----- STORED RECORDS -----
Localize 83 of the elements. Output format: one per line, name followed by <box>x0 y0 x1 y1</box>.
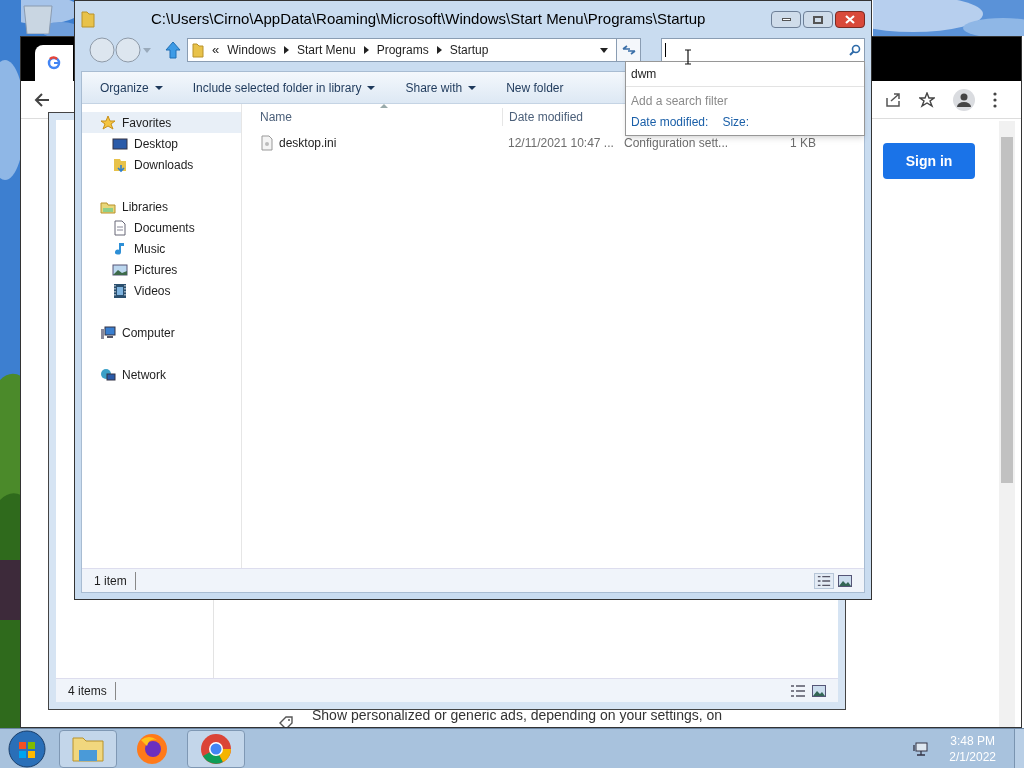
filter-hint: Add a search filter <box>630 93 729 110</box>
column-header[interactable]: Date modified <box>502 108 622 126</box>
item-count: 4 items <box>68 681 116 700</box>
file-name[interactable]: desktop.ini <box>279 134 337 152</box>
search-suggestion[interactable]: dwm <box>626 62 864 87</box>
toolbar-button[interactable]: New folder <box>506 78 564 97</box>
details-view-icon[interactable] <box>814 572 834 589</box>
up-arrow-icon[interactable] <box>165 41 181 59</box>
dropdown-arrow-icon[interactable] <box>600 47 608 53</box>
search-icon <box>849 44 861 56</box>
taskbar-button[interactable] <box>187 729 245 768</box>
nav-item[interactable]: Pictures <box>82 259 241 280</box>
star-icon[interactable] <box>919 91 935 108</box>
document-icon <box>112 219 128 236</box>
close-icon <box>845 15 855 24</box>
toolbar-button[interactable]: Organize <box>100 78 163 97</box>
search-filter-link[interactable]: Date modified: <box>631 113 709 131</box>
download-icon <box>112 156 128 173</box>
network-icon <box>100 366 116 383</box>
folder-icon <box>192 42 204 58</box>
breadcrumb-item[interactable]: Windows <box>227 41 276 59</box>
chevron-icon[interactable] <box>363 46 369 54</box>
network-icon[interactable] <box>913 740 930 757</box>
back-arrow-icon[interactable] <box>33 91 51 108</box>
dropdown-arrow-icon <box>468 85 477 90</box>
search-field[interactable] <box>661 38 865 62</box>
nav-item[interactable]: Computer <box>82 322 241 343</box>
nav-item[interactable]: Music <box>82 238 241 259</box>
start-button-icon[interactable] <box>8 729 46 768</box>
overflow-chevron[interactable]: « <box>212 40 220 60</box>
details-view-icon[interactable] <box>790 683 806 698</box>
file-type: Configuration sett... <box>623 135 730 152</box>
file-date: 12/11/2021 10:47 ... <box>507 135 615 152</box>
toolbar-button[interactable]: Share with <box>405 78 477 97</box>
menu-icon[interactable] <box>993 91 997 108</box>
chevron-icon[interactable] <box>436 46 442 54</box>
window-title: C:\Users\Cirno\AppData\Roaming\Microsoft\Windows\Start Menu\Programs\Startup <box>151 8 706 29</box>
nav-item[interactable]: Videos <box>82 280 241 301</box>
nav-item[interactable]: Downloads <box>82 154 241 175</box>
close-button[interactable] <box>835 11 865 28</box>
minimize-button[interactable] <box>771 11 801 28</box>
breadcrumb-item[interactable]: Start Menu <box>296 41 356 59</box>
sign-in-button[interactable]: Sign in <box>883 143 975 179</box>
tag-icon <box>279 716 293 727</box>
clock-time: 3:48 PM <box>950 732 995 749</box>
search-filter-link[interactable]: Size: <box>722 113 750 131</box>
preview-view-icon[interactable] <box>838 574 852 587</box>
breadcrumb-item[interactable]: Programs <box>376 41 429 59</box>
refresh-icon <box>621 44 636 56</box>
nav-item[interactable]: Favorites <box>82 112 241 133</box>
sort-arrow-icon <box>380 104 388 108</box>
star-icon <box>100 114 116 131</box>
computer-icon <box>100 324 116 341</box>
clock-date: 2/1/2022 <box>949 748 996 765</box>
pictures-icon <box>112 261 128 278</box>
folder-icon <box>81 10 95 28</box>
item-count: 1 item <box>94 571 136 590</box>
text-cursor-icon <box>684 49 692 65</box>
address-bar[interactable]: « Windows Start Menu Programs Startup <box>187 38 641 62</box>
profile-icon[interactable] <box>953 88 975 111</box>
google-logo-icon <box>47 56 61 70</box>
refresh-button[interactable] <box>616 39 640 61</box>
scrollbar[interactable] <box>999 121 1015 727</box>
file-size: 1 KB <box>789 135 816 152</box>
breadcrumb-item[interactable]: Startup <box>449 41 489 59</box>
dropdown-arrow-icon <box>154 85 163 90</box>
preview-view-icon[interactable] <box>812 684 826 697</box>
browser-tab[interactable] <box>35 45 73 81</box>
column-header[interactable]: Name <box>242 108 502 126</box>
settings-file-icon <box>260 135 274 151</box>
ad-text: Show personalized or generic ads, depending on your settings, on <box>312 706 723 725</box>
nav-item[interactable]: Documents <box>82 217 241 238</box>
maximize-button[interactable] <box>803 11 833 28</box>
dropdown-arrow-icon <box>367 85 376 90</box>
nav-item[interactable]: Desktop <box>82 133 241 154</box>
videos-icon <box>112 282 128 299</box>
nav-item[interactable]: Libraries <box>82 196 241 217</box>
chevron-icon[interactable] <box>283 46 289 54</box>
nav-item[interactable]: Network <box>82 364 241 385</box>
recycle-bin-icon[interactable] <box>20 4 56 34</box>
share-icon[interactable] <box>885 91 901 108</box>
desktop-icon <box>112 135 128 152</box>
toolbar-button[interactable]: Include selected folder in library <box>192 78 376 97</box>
-----
→ **WORK TO COMPLETE**
Swap every "nav-item" in the data above for "sidebar-item" and write out the lines again with nothing else changed. Leave the pictures out.

→ **ANSWER BELOW**
Localize 83 of the elements. Output format: one per line, name followed by <box>x0 y0 x1 y1</box>.
filter-hint: Add a search filter <box>630 93 729 110</box>
column-header[interactable]: Date modified <box>502 108 622 126</box>
item-count: 4 items <box>68 681 116 700</box>
file-name[interactable]: desktop.ini <box>279 134 337 152</box>
search-suggestion[interactable]: dwm <box>626 62 864 87</box>
toolbar-button[interactable]: New folder <box>506 78 564 97</box>
details-view-icon[interactable] <box>814 572 834 589</box>
up-arrow-icon[interactable] <box>165 41 181 59</box>
dropdown-arrow-icon[interactable] <box>600 47 608 53</box>
search-icon <box>849 44 861 56</box>
taskbar-button[interactable] <box>187 729 245 768</box>
sidebar-item[interactable]: Pictures <box>82 259 241 280</box>
star-icon[interactable] <box>919 91 935 108</box>
document-icon <box>112 219 128 236</box>
close-icon <box>845 15 855 24</box>
toolbar-button[interactable]: Organize <box>100 78 163 97</box>
search-filter-link[interactable]: Date modified: <box>631 113 709 131</box>
download-icon <box>112 156 128 173</box>
network-icon <box>100 366 116 383</box>
folder-icon <box>192 42 204 58</box>
breadcrumb-item[interactable]: Windows <box>227 41 276 59</box>
chevron-icon[interactable] <box>363 46 369 54</box>
network-icon[interactable] <box>913 740 930 757</box>
back-arrow-icon[interactable] <box>33 91 51 108</box>
dropdown-arrow-icon <box>468 85 477 90</box>
search-field[interactable] <box>661 38 865 62</box>
sidebar-item[interactable]: Computer <box>82 322 241 343</box>
sidebar-item[interactable]: Music <box>82 238 241 259</box>
start-button-icon[interactable] <box>8 729 46 768</box>
overflow-chevron[interactable]: « <box>212 40 220 60</box>
details-view-icon[interactable] <box>790 683 806 698</box>
file-type: Configuration sett... <box>623 135 730 152</box>
file-date: 12/11/2021 10:47 ... <box>507 135 615 152</box>
toolbar-button[interactable]: Share with <box>405 78 477 97</box>
menu-icon[interactable] <box>993 91 997 108</box>
chevron-icon[interactable] <box>436 46 442 54</box>
window-title: C:\Users\Cirno\AppData\Roaming\Microsoft\Windows\Start Menu\Programs\Startup <box>151 8 706 29</box>
sidebar-item[interactable]: Videos <box>82 280 241 301</box>
sidebar-item[interactable]: Downloads <box>82 154 241 175</box>
close-button[interactable] <box>835 11 865 28</box>
minimize-button[interactable] <box>771 11 801 28</box>
breadcrumb-item[interactable]: Start Menu <box>296 41 356 59</box>
sign-in-button[interactable]: Sign in <box>883 143 975 179</box>
tag-icon <box>279 716 293 727</box>
clock-time: 3:48 PM <box>950 732 995 749</box>
search-filter-link[interactable]: Size: <box>722 113 750 131</box>
preview-view-icon[interactable] <box>838 574 852 587</box>
breadcrumb-item[interactable]: Programs <box>376 41 429 59</box>
refresh-icon <box>621 44 636 56</box>
sidebar-item[interactable]: Favorites <box>82 112 241 133</box>
sort-arrow-icon <box>380 104 388 108</box>
star-icon <box>100 114 116 131</box>
computer-icon <box>100 324 116 341</box>
clock-date: 2/1/2022 <box>949 748 996 765</box>
pictures-icon <box>112 261 128 278</box>
folder-icon <box>81 10 95 28</box>
item-count: 1 item <box>94 571 136 590</box>
text-cursor-icon <box>684 49 692 65</box>
address-bar[interactable]: « Windows Start Menu Programs Startup <box>187 38 641 62</box>
profile-icon[interactable] <box>953 88 975 111</box>
google-logo-icon <box>47 56 61 70</box>
refresh-button[interactable] <box>616 39 640 61</box>
scrollbar[interactable] <box>999 121 1015 727</box>
file-size: 1 KB <box>789 135 816 152</box>
breadcrumb-item[interactable]: Startup <box>449 41 489 59</box>
dropdown-arrow-icon <box>154 85 163 90</box>
preview-view-icon[interactable] <box>812 684 826 697</box>
browser-tab[interactable] <box>35 45 73 81</box>
column-header[interactable]: Name <box>242 108 502 126</box>
settings-file-icon <box>260 135 274 151</box>
ad-text: Show personalized or generic ads, depending on your settings, on <box>312 706 723 725</box>
sidebar-item[interactable]: Documents <box>82 217 241 238</box>
maximize-button[interactable] <box>803 11 833 28</box>
dropdown-arrow-icon <box>367 85 376 90</box>
sidebar-item[interactable]: Desktop <box>82 133 241 154</box>
videos-icon <box>112 282 128 299</box>
sidebar-item[interactable]: Libraries <box>82 196 241 217</box>
chevron-icon[interactable] <box>283 46 289 54</box>
sidebar-item[interactable]: Network <box>82 364 241 385</box>
recycle-bin-icon[interactable] <box>20 4 56 34</box>
share-icon[interactable] <box>885 91 901 108</box>
desktop-icon <box>112 135 128 152</box>
toolbar-button[interactable]: Include selected folder in library <box>192 78 376 97</box>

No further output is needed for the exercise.